+++ GIVEN ENTRIES +++

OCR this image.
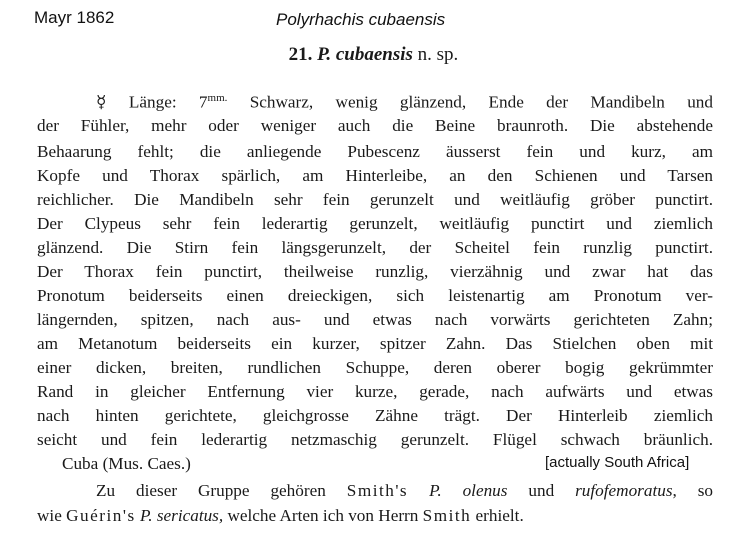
Mayr 1862	Polyrhachis cubaensis
21. P. cubaensis n. sp.
☿ Länge: $7^{mm.}$ Schwarz, wenig glänzend, Ende der Mandibeln und
der Fühler, mehr oder weniger auch die Beine braunroth. Die abstehende
Behaarung fehlt; die anliegende Pubescenz äusserst fein und kurz, am
Kopfe und Thorax spärlich, am Hinterleibe, an den Schienen und Tarsen
reichlicher. Die Mandibeln sehr fein gerunzelt und weitläufig gröber punctirt.
Der Clypeus sehr fein lederartig gerunzelt, weitläufig punctirt und ziemlich
glänzend. Die Stirn fein längsgerunzelt, der Scheitel fein runzlig punctirt.
Der Thorax fein punctirt, theilweise runzlig, vierzähnig und zwar hat das
Pronotum beiderseits einen dreieckigen, sich leistenartig am Pronotum ver-
längernden, spitzen, nach aus- und etwas nach vorwärts gerichteten Zahn;
am Metanotum beiderseits ein kurzer, spitzer Zahn. Das Stielchen oben mit
einer dicken, breiten, rundlichen Schuppe, deren oberer bogig gekrümmter
Rand in gleicher Entfernung vier kurze, gerade, nach aufwärts und etwas
nach hinten gerichtete, gleichgrosse Zähne trägt. Der Hinterleib ziemlich
seicht und fein lederartig netzmaschig gerunzelt. Flügel schwach bräunlich.
Cuba (Mus. Caes.)	[actually South Africa]
Zu dieser Gruppe gehören Smith's P. olenus und rufofemoratus, so
wie Guérin's P. sericatus, welche Arten ich von Herrn Smith erhielt.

+++

Go back to the records above and write them out exactly, without the pictures.

OCR this image.
Mayr 1862	Polyrhachis cubaensis
21. P. cubaensis n. sp.
☿ Länge: $7^{mm.}$ Schwarz, wenig glänzend, Ende der Mandibeln und
der Fühler, mehr oder weniger auch die Beine braunroth. Die abstehende
Behaarung fehlt; die anliegende Pubescenz äusserst fein und kurz, am
Kopfe und Thorax spärlich, am Hinterleibe, an den Schienen und Tarsen
reichlicher. Die Mandibeln sehr fein gerunzelt und weitläufig gröber punctirt.
Der Clypeus sehr fein lederartig gerunzelt, weitläufig punctirt und ziemlich
glänzend. Die Stirn fein längsgerunzelt, der Scheitel fein runzlig punctirt.
Der Thorax fein punctirt, theilweise runzlig, vierzähnig und zwar hat das
Pronotum beiderseits einen dreieckigen, sich leistenartig am Pronotum ver-
längernden, spitzen, nach aus- und etwas nach vorwärts gerichteten Zahn;
am Metanotum beiderseits ein kurzer, spitzer Zahn. Das Stielchen oben mit
einer dicken, breiten, rundlichen Schuppe, deren oberer bogig gekrümmter
Rand in gleicher Entfernung vier kurze, gerade, nach aufwärts und etwas
nach hinten gerichtete, gleichgrosse Zähne trägt. Der Hinterleib ziemlich
seicht und fein lederartig netzmaschig gerunzelt. Flügel schwach bräunlich.
Cuba (Mus. Caes.)	[actually South Africa]
Zu dieser Gruppe gehören Smith's P. olenus und rufofemoratus, so
wie Guérin's P. sericatus, welche Arten ich von Herrn Smith erhielt.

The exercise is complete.